▸ Task details: Every entry needs to be printed exactly, please.

- - - -

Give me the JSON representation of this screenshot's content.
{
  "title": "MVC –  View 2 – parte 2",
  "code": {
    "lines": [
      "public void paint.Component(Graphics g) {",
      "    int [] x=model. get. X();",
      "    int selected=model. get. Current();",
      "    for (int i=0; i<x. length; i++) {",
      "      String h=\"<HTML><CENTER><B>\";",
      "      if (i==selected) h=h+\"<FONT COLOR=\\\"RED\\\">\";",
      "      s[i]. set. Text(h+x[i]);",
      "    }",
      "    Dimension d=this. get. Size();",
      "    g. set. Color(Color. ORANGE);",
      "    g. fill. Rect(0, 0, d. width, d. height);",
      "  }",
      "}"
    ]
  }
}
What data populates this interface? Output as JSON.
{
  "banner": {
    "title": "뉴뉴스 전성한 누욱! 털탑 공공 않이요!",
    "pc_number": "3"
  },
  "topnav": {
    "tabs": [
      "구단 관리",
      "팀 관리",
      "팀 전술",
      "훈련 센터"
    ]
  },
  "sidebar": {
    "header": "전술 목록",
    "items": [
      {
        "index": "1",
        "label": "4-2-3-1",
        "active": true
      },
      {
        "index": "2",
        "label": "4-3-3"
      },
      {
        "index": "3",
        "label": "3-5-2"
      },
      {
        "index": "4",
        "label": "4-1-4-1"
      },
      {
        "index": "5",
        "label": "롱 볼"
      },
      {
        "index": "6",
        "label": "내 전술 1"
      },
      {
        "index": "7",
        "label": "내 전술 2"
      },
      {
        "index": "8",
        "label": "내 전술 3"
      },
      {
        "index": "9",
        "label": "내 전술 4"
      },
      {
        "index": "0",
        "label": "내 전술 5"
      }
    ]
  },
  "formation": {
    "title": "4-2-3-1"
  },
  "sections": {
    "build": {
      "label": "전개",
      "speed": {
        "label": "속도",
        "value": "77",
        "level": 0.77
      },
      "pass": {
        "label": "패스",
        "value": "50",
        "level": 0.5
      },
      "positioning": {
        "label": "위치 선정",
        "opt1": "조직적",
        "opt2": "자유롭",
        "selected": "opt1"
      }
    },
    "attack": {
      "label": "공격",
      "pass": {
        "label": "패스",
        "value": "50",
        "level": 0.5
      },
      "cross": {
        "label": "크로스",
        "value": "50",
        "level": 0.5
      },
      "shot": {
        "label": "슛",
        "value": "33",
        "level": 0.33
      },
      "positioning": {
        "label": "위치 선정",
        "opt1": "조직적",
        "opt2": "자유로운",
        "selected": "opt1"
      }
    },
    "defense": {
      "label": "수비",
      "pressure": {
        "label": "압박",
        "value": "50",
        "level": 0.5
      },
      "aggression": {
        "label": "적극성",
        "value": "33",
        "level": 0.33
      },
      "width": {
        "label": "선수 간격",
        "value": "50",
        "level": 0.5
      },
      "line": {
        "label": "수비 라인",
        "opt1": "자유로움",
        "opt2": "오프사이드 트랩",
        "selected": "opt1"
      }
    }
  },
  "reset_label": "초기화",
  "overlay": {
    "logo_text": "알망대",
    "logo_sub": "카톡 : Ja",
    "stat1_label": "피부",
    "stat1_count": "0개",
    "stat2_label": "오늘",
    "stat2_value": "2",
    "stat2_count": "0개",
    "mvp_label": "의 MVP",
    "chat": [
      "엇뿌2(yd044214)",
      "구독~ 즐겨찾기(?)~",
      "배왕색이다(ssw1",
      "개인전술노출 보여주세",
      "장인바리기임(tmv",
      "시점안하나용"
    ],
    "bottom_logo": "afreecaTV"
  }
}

- - - -

▸ Problem solution:
Give me the JSON representation of this screenshot's content.
{
  "title": "MVC –  View 2 – parte 2",
  "code": {
    "lines": [
      "public void paint.Component(Graphics g) {",
      "    int [] x=model. get. X();",
      "    int selected=model. get. Current();",
      "    for (int i=0; i<x. length; i++) {",
      "      String h=\"<HTML><CENTER><B>\";",
      "      if (i==selected) h=h+\"<FONT COLOR=\\\"RED\\\">\";",
      "      s[i]. set. Text(h+x[i]);",
      "    }",
      "    Dimension d=this. get. Size();",
      "    g. set. Color(Color. ORANGE);",
      "    g. fill. Rect(0, 0, d. width, d. height);",
      "  }",
      "}"
    ]
  }
}
What data populates this interface? Output as JSON.
{
  "banner": {
    "title": "뉴뉴스 전성한 누욱! 털탑 공공 않이요!",
    "pc_number": "3"
  },
  "topnav": {
    "tabs": [
      "구단 관리",
      "팀 관리",
      "팀 전술",
      "훈련 센터"
    ]
  },
  "sidebar": {
    "header": "전술 목록",
    "items": [
      {
        "index": "1",
        "label": "4-2-3-1",
        "active": true
      },
      {
        "index": "2",
        "label": "4-3-3"
      },
      {
        "index": "3",
        "label": "3-5-2"
      },
      {
        "index": "4",
        "label": "4-1-4-1"
      },
      {
        "index": "5",
        "label": "롱 볼"
      },
      {
        "index": "6",
        "label": "내 전술 1"
      },
      {
        "index": "7",
        "label": "내 전술 2"
      },
      {
        "index": "8",
        "label": "내 전술 3"
      },
      {
        "index": "9",
        "label": "내 전술 4"
      },
      {
        "index": "0",
        "label": "내 전술 5"
      }
    ]
  },
  "formation": {
    "title": "4-2-3-1"
  },
  "sections": {
    "build": {
      "label": "전개",
      "speed": {
        "label": "속도",
        "value": "77",
        "level": 0.77
      },
      "pass": {
        "label": "패스",
        "value": "50",
        "level": 0.5
      },
      "positioning": {
        "label": "위치 선정",
        "opt1": "조직적",
        "opt2": "자유롭",
        "selected": "opt1"
      }
    },
    "attack": {
      "label": "공격",
      "pass": {
        "label": "패스",
        "value": "50",
        "level": 0.5
      },
      "cross": {
        "label": "크로스",
        "value": "50",
        "level": 0.5
      },
      "shot": {
        "label": "슛",
        "value": "33",
        "level": 0.33
      },
      "positioning": {
        "label": "위치 선정",
        "opt1": "조직적",
        "opt2": "자유로운",
        "selected": "opt1"
      }
    },
    "defense": {
      "label": "수비",
      "pressure": {
        "label": "압박",
        "value": "50",
        "level": 0.5
      },
      "aggression": {
        "label": "적극성",
        "value": "33",
        "level": 0.33
      },
      "width": {
        "label": "선수 간격",
        "value": "50",
        "level": 0.5
      },
      "line": {
        "label": "수비 라인",
        "opt1": "자유로움",
        "opt2": "오프사이드 트랩",
        "selected": "opt1"
      }
    }
  },
  "reset_label": "초기화",
  "overlay": {
    "logo_text": "알망대",
    "logo_sub": "카톡 : Ja",
    "stat1_label": "피부",
    "stat1_count": "0개",
    "stat2_label": "오늘",
    "stat2_value": "2",
    "stat2_count": "0개",
    "mvp_label": "의 MVP",
    "chat": [
      "엇뿌2(yd044214)",
      "구독~ 즐겨찾기(?)~",
      "배왕색이다(ssw1",
      "개인전술노출 보여주세",
      "장인바리기임(tmv",
      "시점안하나용"
    ],
    "bottom_logo": "afreecaTV"
  }
}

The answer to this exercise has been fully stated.